> [Challenge]
Repeat the items below line for line, without changing anything.

> [Task inputs]
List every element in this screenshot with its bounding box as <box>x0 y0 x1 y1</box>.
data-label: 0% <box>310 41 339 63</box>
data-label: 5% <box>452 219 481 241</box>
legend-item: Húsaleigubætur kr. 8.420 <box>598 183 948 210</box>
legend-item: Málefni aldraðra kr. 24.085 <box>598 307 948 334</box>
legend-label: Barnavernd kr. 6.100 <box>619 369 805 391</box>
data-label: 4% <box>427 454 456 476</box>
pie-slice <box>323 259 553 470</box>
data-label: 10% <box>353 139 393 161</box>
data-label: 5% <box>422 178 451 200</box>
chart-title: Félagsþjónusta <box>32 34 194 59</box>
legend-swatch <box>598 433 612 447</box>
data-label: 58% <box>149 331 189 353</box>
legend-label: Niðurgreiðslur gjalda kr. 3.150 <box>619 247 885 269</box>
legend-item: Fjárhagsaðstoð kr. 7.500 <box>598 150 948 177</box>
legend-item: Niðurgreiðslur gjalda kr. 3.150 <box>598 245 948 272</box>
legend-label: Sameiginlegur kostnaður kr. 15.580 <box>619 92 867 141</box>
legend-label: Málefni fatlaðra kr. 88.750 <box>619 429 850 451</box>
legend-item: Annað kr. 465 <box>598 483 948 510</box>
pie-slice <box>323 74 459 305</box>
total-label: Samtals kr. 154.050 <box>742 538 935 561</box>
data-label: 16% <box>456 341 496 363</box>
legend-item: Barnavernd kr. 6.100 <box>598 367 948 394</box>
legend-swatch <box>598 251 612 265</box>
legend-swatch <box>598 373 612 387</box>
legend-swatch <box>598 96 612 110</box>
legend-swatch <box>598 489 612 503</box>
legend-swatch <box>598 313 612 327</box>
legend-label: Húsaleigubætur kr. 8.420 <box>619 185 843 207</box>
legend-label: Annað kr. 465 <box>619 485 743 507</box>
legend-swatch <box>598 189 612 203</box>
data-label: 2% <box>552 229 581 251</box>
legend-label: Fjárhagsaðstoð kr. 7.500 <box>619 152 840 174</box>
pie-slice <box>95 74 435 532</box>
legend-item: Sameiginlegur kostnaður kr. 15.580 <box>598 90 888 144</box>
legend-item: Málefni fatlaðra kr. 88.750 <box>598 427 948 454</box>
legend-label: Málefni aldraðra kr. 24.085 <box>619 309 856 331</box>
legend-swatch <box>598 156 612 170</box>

> [Response]
List every element in this screenshot with its bounding box as <box>x0 y0 x1 y1</box>.
data-label: 0% <box>310 41 339 63</box>
data-label: 5% <box>452 219 481 241</box>
legend-item: Húsaleigubætur kr. 8.420 <box>598 183 948 210</box>
legend-item: Málefni aldraðra kr. 24.085 <box>598 307 948 334</box>
legend-label: Barnavernd kr. 6.100 <box>619 369 805 391</box>
data-label: 4% <box>427 454 456 476</box>
pie-slice <box>323 259 553 470</box>
data-label: 10% <box>353 139 393 161</box>
data-label: 5% <box>422 178 451 200</box>
chart-title: Félagsþjónusta <box>32 34 194 59</box>
legend-swatch <box>598 433 612 447</box>
data-label: 58% <box>149 331 189 353</box>
legend-label: Niðurgreiðslur gjalda kr. 3.150 <box>619 247 885 269</box>
legend-item: Fjárhagsaðstoð kr. 7.500 <box>598 150 948 177</box>
legend-item: Niðurgreiðslur gjalda kr. 3.150 <box>598 245 948 272</box>
legend-label: Sameiginlegur kostnaður kr. 15.580 <box>619 92 867 141</box>
legend-label: Málefni fatlaðra kr. 88.750 <box>619 429 850 451</box>
legend-item: Annað kr. 465 <box>598 483 948 510</box>
pie-slice <box>323 74 459 305</box>
total-label: Samtals kr. 154.050 <box>742 538 935 561</box>
data-label: 16% <box>456 341 496 363</box>
legend-item: Barnavernd kr. 6.100 <box>598 367 948 394</box>
legend-swatch <box>598 251 612 265</box>
legend-swatch <box>598 373 612 387</box>
legend-swatch <box>598 96 612 110</box>
legend-swatch <box>598 489 612 503</box>
legend-swatch <box>598 313 612 327</box>
legend-label: Húsaleigubætur kr. 8.420 <box>619 185 843 207</box>
legend-label: Annað kr. 465 <box>619 485 743 507</box>
legend-swatch <box>598 189 612 203</box>
data-label: 2% <box>552 229 581 251</box>
legend-label: Fjárhagsaðstoð kr. 7.500 <box>619 152 840 174</box>
pie-slice <box>95 74 435 532</box>
legend-item: Sameiginlegur kostnaður kr. 15.580 <box>598 90 888 144</box>
legend-item: Málefni fatlaðra kr. 88.750 <box>598 427 948 454</box>
legend-label: Málefni aldraðra kr. 24.085 <box>619 309 856 331</box>
legend-swatch <box>598 156 612 170</box>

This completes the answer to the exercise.